### MATERIAL TO PROCESS
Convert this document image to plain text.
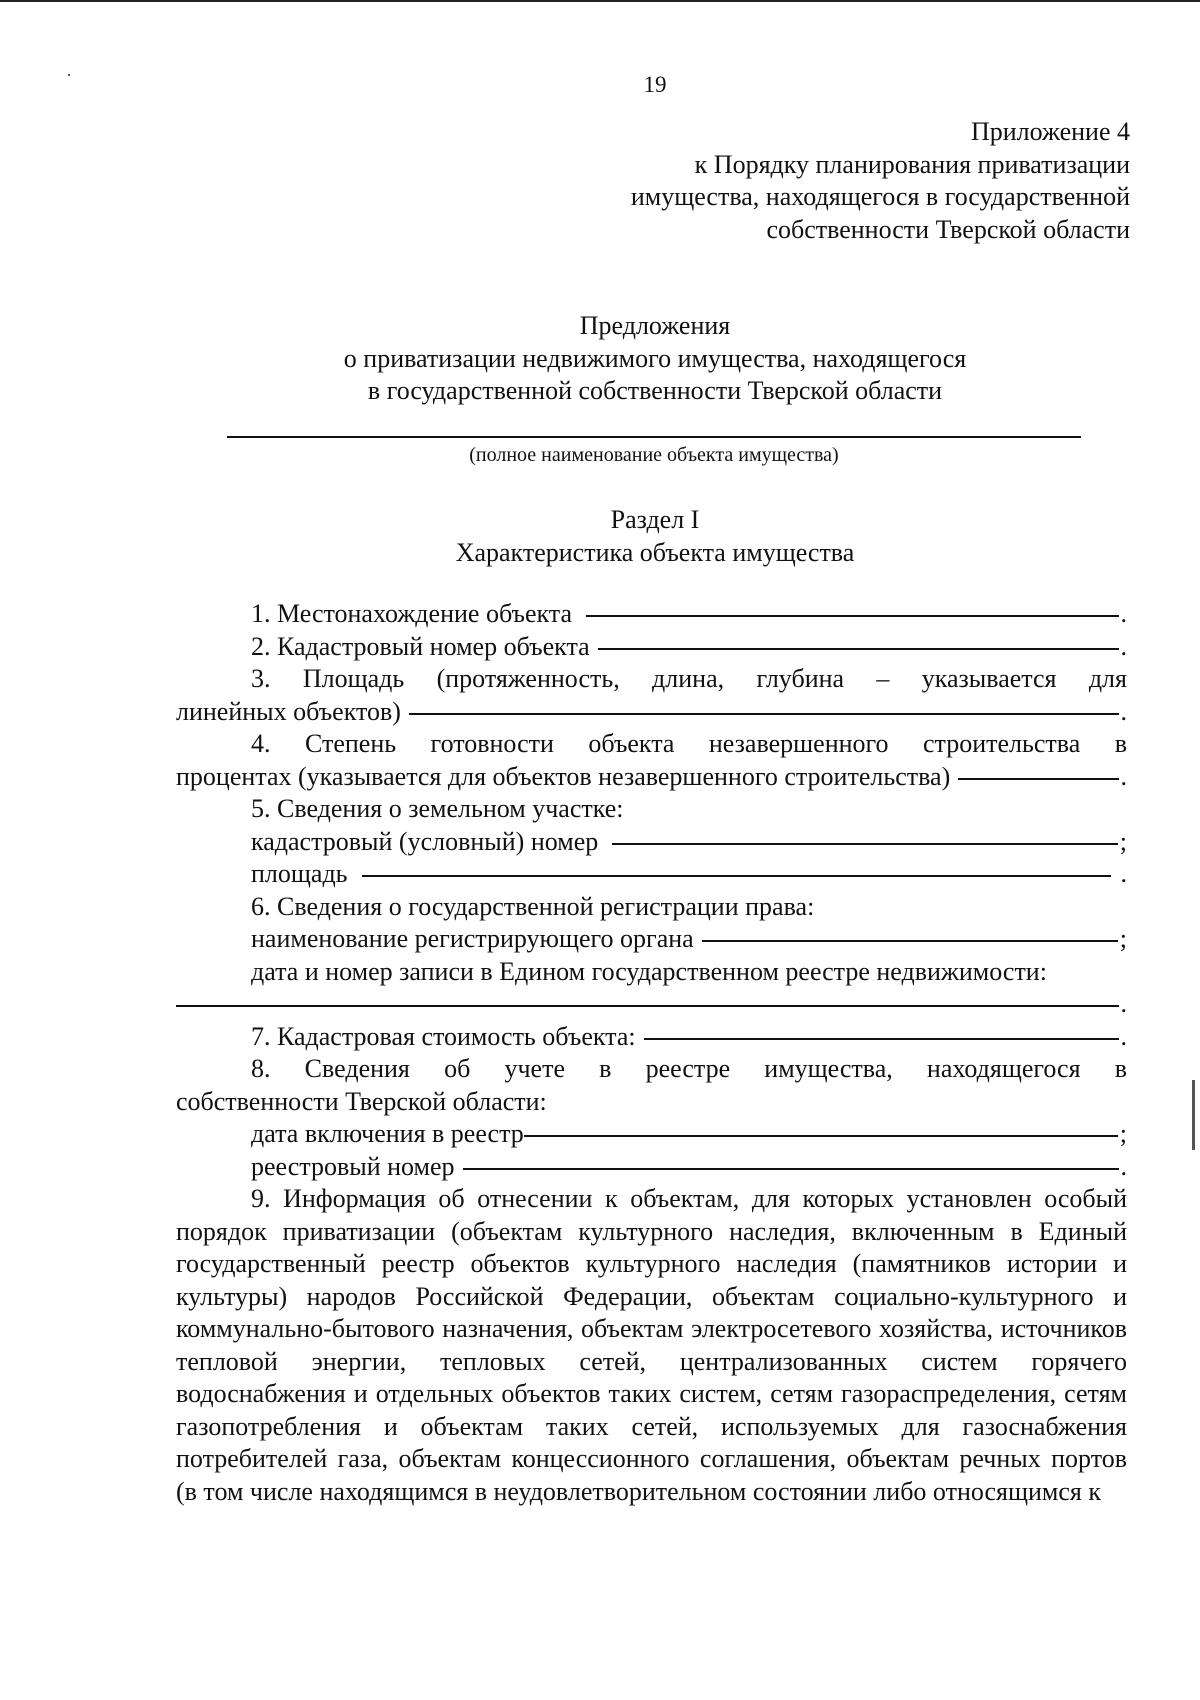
19
Приложение 4
к Порядку планирования приватизации
имущества, находящегося в государственной
собственности Тверской области
Предложения
о приватизации недвижимого имущества, находящегося
в государственной собственности Тверской области
(полное наименование объекта имущества)
Раздел I
Характеристика объекта имущества
1. Местонахождение объекта	.
2. Кадастровый номер объекта	.
3. Площадь (протяженность, длина, глубина – указывается для
линейных объектов)	.
4. Степень готовности объекта незавершенного строительства в
процентах (указывается для объектов незавершенного строительства)	.
5. Сведения о земельном участке:
кадастровый (условный) номер	;
площадь	.
6. Сведения о государственной регистрации права:
наименование регистрирующего органа	;
дата и номер записи в Едином государственном реестре недвижимости:
.
7. Кадастровая стоимость объекта:	.
8. Сведения об учете в реестре имущества, находящегося в
собственности Тверской области:
дата включения в реестр	;
реестровый номер	.
9. Информация об отнесении к объектам, для которых установлен особый порядок приватизации (объектам культурного наследия, включенным в Единый государственный реестр объектов культурного наследия (памятников истории и культуры) народов Российской Федерации, объектам социально-культурного и коммунально-бытового назначения, объектам электросетевого хозяйства, источников тепловой энергии, тепловых сетей, централизованных систем горячего водоснабжения и отдельных объектов таких систем, сетям газораспределения, сетям газопотребления и объектам таких сетей, используемых для газоснабжения потребителей газа, объектам концессионного соглашения, объектам речных портов (в том числе находящимся в неудовлетворительном состоянии либо относящимся к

### TASK GOAL
Quote all of the entries word for word, omitting any pictures.

### RESULT
Convert this document image to plain text.
19
Приложение 4
к Порядку планирования приватизации
имущества, находящегося в государственной
собственности Тверской области
Предложения
о приватизации недвижимого имущества, находящегося
в государственной собственности Тверской области
(полное наименование объекта имущества)
Раздел I
Характеристика объекта имущества
1. Местонахождение объекта	.
2. Кадастровый номер объекта	.
3. Площадь (протяженность, длина, глубина – указывается для
линейных объектов)	.
4. Степень готовности объекта незавершенного строительства в
процентах (указывается для объектов незавершенного строительства)	.
5. Сведения о земельном участке:
кадастровый (условный) номер	;
площадь	.
6. Сведения о государственной регистрации права:
наименование регистрирующего органа	;
дата и номер записи в Едином государственном реестре недвижимости:
.
7. Кадастровая стоимость объекта:	.
8. Сведения об учете в реестре имущества, находящегося в
собственности Тверской области:
дата включения в реестр	;
реестровый номер	.
9. Информация об отнесении к объектам, для которых установлен особый порядок приватизации (объектам культурного наследия, включенным в Единый государственный реестр объектов культурного наследия (памятников истории и культуры) народов Российской Федерации, объектам социально-культурного и коммунально-бытового назначения, объектам электросетевого хозяйства, источников тепловой энергии, тепловых сетей, централизованных систем горячего водоснабжения и отдельных объектов таких систем, сетям газораспределения, сетям газопотребления и объектам таких сетей, используемых для газоснабжения потребителей газа, объектам концессионного соглашения, объектам речных портов (в том числе находящимся в неудовлетворительном состоянии либо относящимся к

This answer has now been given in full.